DATA FOR PROCESSING:
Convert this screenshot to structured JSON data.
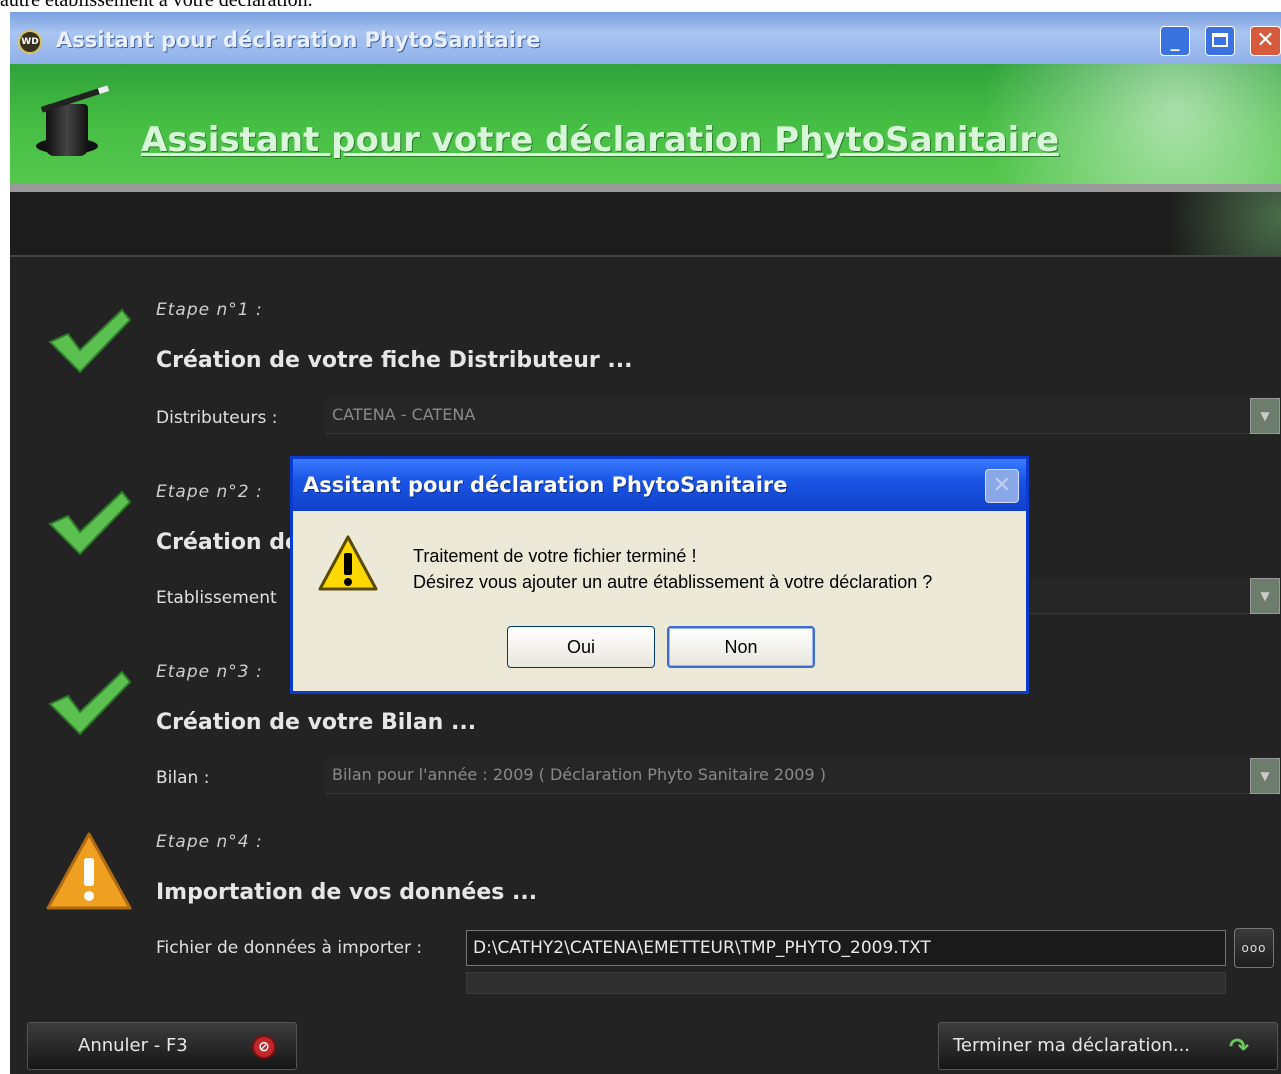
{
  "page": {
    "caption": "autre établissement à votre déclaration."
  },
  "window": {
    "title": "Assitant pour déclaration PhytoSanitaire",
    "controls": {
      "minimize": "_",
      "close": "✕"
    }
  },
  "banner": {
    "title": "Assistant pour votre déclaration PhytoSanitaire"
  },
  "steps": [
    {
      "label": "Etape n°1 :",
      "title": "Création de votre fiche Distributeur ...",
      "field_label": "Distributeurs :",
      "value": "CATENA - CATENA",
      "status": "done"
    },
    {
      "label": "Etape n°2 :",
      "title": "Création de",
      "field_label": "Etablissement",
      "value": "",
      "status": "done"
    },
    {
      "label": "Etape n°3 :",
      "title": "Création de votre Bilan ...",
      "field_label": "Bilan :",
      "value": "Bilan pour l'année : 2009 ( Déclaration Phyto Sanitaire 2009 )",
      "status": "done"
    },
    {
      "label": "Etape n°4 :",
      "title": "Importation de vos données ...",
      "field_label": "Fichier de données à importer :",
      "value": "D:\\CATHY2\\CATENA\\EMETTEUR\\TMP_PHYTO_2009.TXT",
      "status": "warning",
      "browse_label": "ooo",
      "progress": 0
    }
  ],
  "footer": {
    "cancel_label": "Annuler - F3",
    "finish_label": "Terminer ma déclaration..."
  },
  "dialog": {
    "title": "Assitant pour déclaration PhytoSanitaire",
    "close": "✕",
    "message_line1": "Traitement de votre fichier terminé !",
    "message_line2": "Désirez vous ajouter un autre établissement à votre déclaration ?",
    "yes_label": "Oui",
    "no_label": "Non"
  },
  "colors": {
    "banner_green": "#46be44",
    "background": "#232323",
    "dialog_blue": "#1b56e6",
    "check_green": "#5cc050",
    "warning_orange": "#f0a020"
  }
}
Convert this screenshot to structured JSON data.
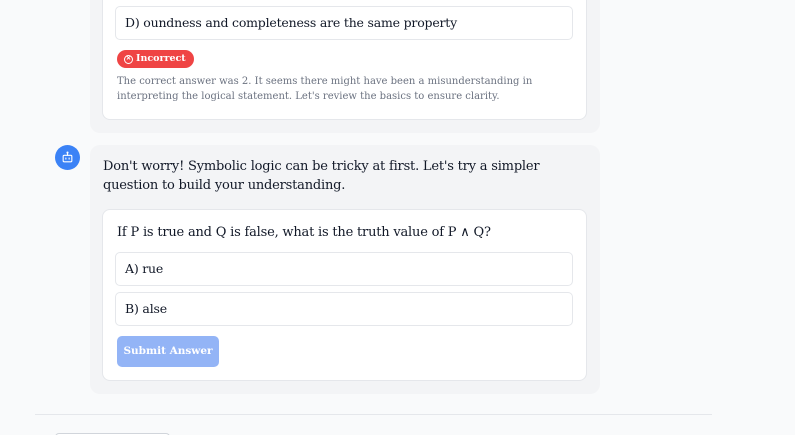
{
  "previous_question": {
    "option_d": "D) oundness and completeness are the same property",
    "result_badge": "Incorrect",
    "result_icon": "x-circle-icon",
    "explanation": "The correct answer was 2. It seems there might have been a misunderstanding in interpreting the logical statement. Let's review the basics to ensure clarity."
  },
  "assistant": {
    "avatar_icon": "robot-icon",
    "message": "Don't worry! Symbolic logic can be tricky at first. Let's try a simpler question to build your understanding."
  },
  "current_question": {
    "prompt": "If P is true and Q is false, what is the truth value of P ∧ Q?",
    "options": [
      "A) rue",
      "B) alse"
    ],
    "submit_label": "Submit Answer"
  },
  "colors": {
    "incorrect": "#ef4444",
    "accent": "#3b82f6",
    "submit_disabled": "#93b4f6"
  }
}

EXERCISE DETAILS:
Examine the data above and state how many of its lines contain the word "Etape", with no further remarks.

TASK ANSWER:
4